(What the task requires): Give the number of lines that include the string "through", nothing more.

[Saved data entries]
++++++++

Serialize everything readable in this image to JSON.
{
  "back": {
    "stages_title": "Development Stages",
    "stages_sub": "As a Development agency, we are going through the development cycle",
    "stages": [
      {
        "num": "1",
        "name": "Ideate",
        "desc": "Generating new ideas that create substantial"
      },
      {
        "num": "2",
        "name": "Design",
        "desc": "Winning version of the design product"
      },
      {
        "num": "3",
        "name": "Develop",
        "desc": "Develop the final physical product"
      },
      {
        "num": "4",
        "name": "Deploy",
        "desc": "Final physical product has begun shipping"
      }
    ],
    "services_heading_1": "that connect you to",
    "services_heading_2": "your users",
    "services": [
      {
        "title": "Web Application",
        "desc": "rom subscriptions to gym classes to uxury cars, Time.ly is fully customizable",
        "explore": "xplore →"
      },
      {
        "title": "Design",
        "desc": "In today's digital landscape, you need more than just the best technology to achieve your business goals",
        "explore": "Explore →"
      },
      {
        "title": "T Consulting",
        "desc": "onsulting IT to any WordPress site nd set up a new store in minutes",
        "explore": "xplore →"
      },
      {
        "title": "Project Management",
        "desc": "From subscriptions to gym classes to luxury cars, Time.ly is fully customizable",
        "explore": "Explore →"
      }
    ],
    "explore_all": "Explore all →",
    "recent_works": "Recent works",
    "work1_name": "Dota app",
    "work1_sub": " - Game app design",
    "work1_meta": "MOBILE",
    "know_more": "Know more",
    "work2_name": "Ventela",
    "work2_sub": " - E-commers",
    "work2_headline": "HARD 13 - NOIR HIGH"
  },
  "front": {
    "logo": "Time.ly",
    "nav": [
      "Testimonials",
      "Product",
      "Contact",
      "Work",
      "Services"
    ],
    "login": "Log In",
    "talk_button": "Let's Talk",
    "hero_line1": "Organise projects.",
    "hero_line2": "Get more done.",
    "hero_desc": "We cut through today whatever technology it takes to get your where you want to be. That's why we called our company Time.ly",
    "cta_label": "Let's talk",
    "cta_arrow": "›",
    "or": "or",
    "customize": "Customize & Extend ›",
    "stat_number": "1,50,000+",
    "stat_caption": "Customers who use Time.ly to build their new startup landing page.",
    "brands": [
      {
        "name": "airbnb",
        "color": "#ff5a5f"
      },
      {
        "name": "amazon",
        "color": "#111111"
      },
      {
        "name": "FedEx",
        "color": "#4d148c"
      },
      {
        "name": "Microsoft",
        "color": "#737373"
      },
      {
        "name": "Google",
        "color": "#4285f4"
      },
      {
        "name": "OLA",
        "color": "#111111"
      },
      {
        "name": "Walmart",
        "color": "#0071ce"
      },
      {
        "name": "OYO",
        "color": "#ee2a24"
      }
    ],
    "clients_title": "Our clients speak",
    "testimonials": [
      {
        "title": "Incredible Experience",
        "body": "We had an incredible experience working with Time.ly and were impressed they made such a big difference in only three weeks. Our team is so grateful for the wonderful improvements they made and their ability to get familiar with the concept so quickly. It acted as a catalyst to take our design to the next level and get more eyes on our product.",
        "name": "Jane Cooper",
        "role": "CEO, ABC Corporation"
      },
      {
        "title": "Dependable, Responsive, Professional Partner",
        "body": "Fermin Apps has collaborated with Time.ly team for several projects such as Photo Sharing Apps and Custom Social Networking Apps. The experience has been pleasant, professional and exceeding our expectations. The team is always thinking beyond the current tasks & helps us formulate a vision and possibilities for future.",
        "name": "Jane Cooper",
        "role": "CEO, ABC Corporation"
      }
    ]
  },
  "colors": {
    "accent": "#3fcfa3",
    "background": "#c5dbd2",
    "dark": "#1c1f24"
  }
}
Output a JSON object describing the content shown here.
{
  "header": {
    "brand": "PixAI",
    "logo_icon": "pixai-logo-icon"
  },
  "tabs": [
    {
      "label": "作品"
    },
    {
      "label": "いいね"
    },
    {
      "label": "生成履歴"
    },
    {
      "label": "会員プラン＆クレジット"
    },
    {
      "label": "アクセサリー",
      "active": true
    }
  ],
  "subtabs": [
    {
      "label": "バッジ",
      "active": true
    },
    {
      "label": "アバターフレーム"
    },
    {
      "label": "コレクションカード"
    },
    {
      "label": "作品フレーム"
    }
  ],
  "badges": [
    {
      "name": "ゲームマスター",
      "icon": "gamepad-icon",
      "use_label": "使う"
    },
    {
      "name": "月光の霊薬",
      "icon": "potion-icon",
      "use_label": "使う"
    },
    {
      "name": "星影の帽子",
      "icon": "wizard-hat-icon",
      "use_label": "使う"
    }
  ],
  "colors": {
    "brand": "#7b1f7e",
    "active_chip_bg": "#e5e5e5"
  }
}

++++++++

(Result of this exercise): 2